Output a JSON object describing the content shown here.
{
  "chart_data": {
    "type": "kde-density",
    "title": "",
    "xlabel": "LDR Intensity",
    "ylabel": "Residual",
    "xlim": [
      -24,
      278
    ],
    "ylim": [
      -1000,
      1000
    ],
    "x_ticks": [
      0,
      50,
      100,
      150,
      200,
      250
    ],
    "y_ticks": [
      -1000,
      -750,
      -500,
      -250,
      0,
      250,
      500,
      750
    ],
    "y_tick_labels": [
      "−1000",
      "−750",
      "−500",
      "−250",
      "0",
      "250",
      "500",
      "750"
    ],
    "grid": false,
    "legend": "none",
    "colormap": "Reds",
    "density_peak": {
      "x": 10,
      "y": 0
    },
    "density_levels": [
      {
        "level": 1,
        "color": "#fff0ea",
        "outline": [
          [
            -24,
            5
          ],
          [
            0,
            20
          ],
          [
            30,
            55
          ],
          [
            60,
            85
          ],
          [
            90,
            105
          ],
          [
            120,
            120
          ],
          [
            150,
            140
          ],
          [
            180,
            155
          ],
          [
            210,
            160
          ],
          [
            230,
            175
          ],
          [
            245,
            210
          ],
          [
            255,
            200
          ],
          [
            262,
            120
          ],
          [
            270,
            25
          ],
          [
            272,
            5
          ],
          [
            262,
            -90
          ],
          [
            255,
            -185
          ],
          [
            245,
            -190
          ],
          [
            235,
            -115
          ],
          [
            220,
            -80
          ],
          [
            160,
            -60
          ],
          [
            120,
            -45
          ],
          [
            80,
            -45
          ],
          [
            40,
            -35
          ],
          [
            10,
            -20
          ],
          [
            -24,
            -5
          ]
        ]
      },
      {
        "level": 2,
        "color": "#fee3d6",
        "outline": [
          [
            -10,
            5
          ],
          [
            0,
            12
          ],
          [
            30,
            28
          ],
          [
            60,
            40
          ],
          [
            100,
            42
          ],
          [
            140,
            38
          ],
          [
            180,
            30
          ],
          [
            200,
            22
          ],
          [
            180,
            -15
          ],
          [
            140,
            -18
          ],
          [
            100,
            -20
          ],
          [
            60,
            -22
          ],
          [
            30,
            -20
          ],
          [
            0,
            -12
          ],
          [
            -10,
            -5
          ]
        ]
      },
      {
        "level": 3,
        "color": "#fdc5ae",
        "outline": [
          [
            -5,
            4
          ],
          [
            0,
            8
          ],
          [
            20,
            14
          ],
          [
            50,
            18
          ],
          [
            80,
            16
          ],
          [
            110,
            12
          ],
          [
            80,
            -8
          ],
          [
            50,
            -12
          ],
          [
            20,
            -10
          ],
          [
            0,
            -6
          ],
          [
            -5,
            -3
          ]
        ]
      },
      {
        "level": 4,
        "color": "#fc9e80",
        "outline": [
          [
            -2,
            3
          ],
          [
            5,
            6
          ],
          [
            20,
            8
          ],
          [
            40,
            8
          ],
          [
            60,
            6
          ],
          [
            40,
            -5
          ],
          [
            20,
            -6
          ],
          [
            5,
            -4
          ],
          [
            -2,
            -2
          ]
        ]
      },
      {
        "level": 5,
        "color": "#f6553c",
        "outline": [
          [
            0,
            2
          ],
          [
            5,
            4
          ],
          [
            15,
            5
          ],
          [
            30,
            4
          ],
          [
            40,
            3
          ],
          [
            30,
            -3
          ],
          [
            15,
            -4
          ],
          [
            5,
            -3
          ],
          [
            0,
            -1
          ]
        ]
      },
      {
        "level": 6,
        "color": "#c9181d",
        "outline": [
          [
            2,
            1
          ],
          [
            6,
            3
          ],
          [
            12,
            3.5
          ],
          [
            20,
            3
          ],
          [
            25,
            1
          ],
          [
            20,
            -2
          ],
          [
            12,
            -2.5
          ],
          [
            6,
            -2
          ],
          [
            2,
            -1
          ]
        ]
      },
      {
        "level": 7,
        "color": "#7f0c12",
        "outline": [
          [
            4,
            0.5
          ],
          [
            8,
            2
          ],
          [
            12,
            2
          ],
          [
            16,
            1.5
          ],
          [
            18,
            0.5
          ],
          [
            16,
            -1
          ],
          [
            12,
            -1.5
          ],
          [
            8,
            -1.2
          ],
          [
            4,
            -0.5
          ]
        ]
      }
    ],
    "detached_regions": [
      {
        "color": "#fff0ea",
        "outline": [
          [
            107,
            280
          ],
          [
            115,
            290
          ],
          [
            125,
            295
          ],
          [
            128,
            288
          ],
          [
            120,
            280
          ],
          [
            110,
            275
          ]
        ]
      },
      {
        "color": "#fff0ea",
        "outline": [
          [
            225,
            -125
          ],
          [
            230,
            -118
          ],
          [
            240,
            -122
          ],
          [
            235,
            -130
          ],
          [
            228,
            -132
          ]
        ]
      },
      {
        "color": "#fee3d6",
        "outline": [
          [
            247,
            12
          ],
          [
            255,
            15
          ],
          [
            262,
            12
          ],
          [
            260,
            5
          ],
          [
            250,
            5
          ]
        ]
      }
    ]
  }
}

= Task requirements =
Transcribe all of the entries without altering anything.

= The reply =
Output a JSON object describing the content shown here.
{
  "chart_data": {
    "type": "kde-density",
    "title": "",
    "xlabel": "LDR Intensity",
    "ylabel": "Residual",
    "xlim": [
      -24,
      278
    ],
    "ylim": [
      -1000,
      1000
    ],
    "x_ticks": [
      0,
      50,
      100,
      150,
      200,
      250
    ],
    "y_ticks": [
      -1000,
      -750,
      -500,
      -250,
      0,
      250,
      500,
      750
    ],
    "y_tick_labels": [
      "−1000",
      "−750",
      "−500",
      "−250",
      "0",
      "250",
      "500",
      "750"
    ],
    "grid": false,
    "legend": "none",
    "colormap": "Reds",
    "density_peak": {
      "x": 10,
      "y": 0
    },
    "density_levels": [
      {
        "level": 1,
        "color": "#fff0ea",
        "outline": [
          [
            -24,
            5
          ],
          [
            0,
            20
          ],
          [
            30,
            55
          ],
          [
            60,
            85
          ],
          [
            90,
            105
          ],
          [
            120,
            120
          ],
          [
            150,
            140
          ],
          [
            180,
            155
          ],
          [
            210,
            160
          ],
          [
            230,
            175
          ],
          [
            245,
            210
          ],
          [
            255,
            200
          ],
          [
            262,
            120
          ],
          [
            270,
            25
          ],
          [
            272,
            5
          ],
          [
            262,
            -90
          ],
          [
            255,
            -185
          ],
          [
            245,
            -190
          ],
          [
            235,
            -115
          ],
          [
            220,
            -80
          ],
          [
            160,
            -60
          ],
          [
            120,
            -45
          ],
          [
            80,
            -45
          ],
          [
            40,
            -35
          ],
          [
            10,
            -20
          ],
          [
            -24,
            -5
          ]
        ]
      },
      {
        "level": 2,
        "color": "#fee3d6",
        "outline": [
          [
            -10,
            5
          ],
          [
            0,
            12
          ],
          [
            30,
            28
          ],
          [
            60,
            40
          ],
          [
            100,
            42
          ],
          [
            140,
            38
          ],
          [
            180,
            30
          ],
          [
            200,
            22
          ],
          [
            180,
            -15
          ],
          [
            140,
            -18
          ],
          [
            100,
            -20
          ],
          [
            60,
            -22
          ],
          [
            30,
            -20
          ],
          [
            0,
            -12
          ],
          [
            -10,
            -5
          ]
        ]
      },
      {
        "level": 3,
        "color": "#fdc5ae",
        "outline": [
          [
            -5,
            4
          ],
          [
            0,
            8
          ],
          [
            20,
            14
          ],
          [
            50,
            18
          ],
          [
            80,
            16
          ],
          [
            110,
            12
          ],
          [
            80,
            -8
          ],
          [
            50,
            -12
          ],
          [
            20,
            -10
          ],
          [
            0,
            -6
          ],
          [
            -5,
            -3
          ]
        ]
      },
      {
        "level": 4,
        "color": "#fc9e80",
        "outline": [
          [
            -2,
            3
          ],
          [
            5,
            6
          ],
          [
            20,
            8
          ],
          [
            40,
            8
          ],
          [
            60,
            6
          ],
          [
            40,
            -5
          ],
          [
            20,
            -6
          ],
          [
            5,
            -4
          ],
          [
            -2,
            -2
          ]
        ]
      },
      {
        "level": 5,
        "color": "#f6553c",
        "outline": [
          [
            0,
            2
          ],
          [
            5,
            4
          ],
          [
            15,
            5
          ],
          [
            30,
            4
          ],
          [
            40,
            3
          ],
          [
            30,
            -3
          ],
          [
            15,
            -4
          ],
          [
            5,
            -3
          ],
          [
            0,
            -1
          ]
        ]
      },
      {
        "level": 6,
        "color": "#c9181d",
        "outline": [
          [
            2,
            1
          ],
          [
            6,
            3
          ],
          [
            12,
            3.5
          ],
          [
            20,
            3
          ],
          [
            25,
            1
          ],
          [
            20,
            -2
          ],
          [
            12,
            -2.5
          ],
          [
            6,
            -2
          ],
          [
            2,
            -1
          ]
        ]
      },
      {
        "level": 7,
        "color": "#7f0c12",
        "outline": [
          [
            4,
            0.5
          ],
          [
            8,
            2
          ],
          [
            12,
            2
          ],
          [
            16,
            1.5
          ],
          [
            18,
            0.5
          ],
          [
            16,
            -1
          ],
          [
            12,
            -1.5
          ],
          [
            8,
            -1.2
          ],
          [
            4,
            -0.5
          ]
        ]
      }
    ],
    "detached_regions": [
      {
        "color": "#fff0ea",
        "outline": [
          [
            107,
            280
          ],
          [
            115,
            290
          ],
          [
            125,
            295
          ],
          [
            128,
            288
          ],
          [
            120,
            280
          ],
          [
            110,
            275
          ]
        ]
      },
      {
        "color": "#fff0ea",
        "outline": [
          [
            225,
            -125
          ],
          [
            230,
            -118
          ],
          [
            240,
            -122
          ],
          [
            235,
            -130
          ],
          [
            228,
            -132
          ]
        ]
      },
      {
        "color": "#fee3d6",
        "outline": [
          [
            247,
            12
          ],
          [
            255,
            15
          ],
          [
            262,
            12
          ],
          [
            260,
            5
          ],
          [
            250,
            5
          ]
        ]
      }
    ]
  }
}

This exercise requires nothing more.